• [SUPPLIED INFORMATION]:
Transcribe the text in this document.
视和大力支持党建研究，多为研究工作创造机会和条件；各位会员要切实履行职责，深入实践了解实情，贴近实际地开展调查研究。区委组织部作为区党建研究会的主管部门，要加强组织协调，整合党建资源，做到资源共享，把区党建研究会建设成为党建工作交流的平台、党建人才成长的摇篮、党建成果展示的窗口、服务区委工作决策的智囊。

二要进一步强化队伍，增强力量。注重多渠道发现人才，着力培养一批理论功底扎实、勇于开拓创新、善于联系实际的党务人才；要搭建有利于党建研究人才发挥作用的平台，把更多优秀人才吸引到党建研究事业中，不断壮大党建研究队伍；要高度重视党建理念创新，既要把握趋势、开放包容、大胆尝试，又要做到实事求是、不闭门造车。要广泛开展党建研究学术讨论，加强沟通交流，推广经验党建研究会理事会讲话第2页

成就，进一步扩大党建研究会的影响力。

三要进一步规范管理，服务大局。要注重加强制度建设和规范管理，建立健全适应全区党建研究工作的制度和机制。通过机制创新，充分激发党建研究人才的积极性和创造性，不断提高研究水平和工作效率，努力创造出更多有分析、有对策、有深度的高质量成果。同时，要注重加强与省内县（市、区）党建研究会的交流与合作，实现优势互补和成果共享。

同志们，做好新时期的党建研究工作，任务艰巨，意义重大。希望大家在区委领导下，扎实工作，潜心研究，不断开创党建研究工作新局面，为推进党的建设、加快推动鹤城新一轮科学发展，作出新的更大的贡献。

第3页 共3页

---

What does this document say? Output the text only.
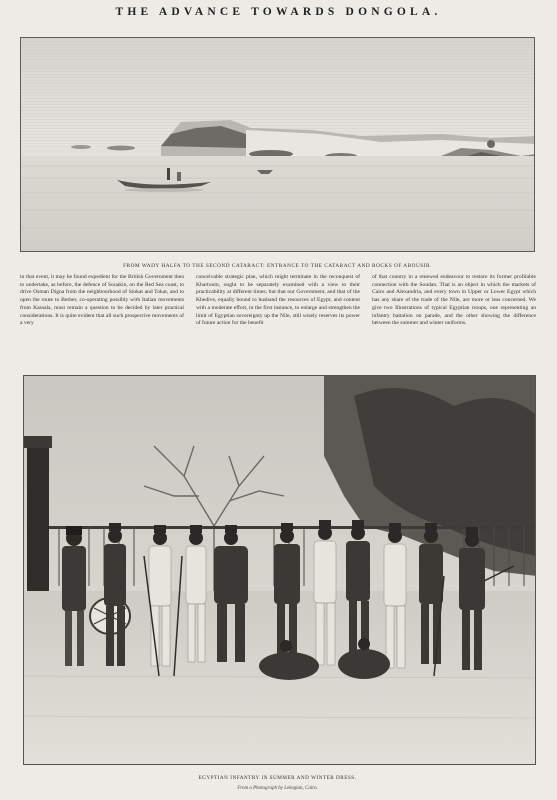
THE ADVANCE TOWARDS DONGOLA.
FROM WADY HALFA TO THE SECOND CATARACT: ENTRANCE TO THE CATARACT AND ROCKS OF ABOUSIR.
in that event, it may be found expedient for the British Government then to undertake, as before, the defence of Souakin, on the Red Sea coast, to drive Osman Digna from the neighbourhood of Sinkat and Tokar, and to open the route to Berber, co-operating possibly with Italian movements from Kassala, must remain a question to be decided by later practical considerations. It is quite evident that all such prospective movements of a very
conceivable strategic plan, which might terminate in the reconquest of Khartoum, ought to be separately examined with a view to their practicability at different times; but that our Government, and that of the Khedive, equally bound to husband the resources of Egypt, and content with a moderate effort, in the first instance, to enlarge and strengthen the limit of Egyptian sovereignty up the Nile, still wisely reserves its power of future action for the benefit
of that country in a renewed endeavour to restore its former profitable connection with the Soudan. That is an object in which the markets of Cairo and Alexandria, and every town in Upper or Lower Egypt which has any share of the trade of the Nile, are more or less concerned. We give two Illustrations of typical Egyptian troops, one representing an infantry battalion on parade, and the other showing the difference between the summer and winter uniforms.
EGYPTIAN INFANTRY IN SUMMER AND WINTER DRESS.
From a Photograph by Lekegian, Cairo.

...

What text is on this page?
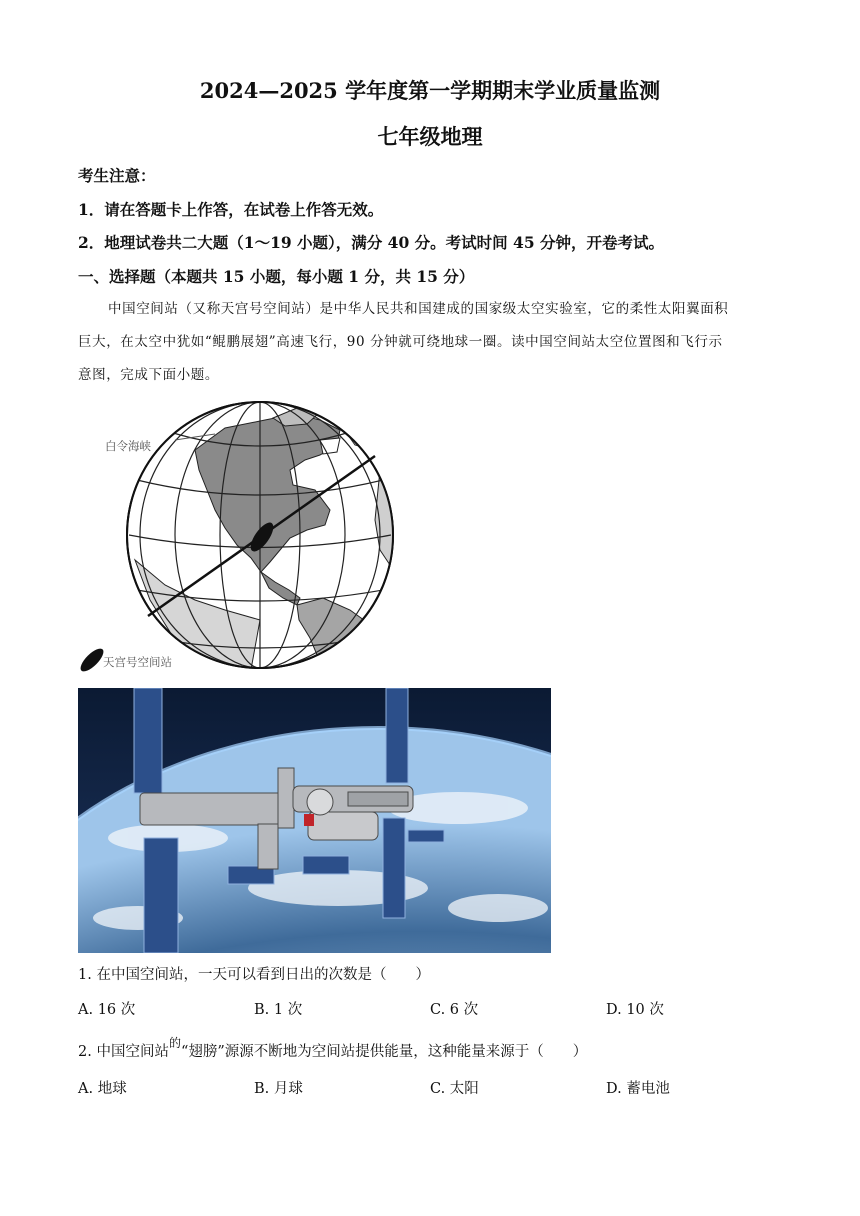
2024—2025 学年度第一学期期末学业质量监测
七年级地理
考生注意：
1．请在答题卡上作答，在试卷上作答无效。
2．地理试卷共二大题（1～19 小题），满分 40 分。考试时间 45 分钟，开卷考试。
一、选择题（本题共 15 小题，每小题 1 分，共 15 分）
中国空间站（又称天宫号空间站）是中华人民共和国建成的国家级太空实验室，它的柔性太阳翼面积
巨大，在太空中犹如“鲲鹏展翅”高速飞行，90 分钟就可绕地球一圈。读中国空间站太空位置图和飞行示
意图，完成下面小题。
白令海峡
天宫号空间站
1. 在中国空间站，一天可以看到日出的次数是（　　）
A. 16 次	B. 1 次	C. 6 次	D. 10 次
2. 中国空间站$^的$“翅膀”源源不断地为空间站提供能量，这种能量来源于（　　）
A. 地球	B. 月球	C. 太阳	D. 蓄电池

• [TASK GOAL]:
Spot every line that holds "this" and copy it.

• [FINAL RESULT]:
Transcribe the text in this document.
What does this document say? Output the text only.
What text is on this page?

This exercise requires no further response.